• [The exercise]: Copy out exactly each line from the line with "Serialize everything readable" through the last line of the material below.

• [Raw records]:
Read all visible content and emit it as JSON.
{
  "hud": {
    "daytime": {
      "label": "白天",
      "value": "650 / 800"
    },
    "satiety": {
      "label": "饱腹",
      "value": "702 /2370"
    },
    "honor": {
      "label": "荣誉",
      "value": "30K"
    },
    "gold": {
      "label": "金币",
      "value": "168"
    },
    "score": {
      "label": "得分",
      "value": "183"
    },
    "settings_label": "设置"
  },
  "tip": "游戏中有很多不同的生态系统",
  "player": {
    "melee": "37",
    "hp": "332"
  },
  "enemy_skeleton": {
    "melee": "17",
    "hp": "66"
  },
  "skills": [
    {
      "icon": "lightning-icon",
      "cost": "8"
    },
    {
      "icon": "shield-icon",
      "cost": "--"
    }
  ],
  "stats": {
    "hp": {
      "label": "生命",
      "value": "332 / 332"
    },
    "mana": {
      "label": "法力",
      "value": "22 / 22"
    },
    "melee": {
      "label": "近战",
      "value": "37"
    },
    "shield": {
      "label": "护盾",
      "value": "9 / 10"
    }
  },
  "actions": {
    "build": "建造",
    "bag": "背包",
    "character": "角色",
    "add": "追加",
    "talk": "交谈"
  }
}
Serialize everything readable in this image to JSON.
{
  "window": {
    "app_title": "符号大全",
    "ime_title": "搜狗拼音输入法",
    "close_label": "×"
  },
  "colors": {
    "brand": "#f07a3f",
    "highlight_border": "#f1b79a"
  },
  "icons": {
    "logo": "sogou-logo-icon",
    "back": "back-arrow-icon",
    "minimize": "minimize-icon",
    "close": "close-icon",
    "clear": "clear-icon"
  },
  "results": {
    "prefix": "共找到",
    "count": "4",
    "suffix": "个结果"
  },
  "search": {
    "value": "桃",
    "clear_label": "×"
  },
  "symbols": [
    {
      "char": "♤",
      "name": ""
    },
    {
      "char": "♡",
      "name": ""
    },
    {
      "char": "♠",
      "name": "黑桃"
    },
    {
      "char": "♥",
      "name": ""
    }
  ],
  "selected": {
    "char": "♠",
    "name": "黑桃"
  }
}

• [Correct output]:
Serialize everything readable in this image to JSON.
{
  "window": {
    "app_title": "符号大全",
    "ime_title": "搜狗拼音输入法",
    "close_label": "×"
  },
  "colors": {
    "brand": "#f07a3f",
    "highlight_border": "#f1b79a"
  },
  "icons": {
    "logo": "sogou-logo-icon",
    "back": "back-arrow-icon",
    "minimize": "minimize-icon",
    "close": "close-icon",
    "clear": "clear-icon"
  },
  "results": {
    "prefix": "共找到",
    "count": "4",
    "suffix": "个结果"
  },
  "search": {
    "value": "桃",
    "clear_label": "×"
  },
  "symbols": [
    {
      "char": "♤",
      "name": ""
    },
    {
      "char": "♡",
      "name": ""
    },
    {
      "char": "♠",
      "name": "黑桃"
    },
    {
      "char": "♥",
      "name": ""
    }
  ],
  "selected": {
    "char": "♠",
    "name": "黑桃"
  }
}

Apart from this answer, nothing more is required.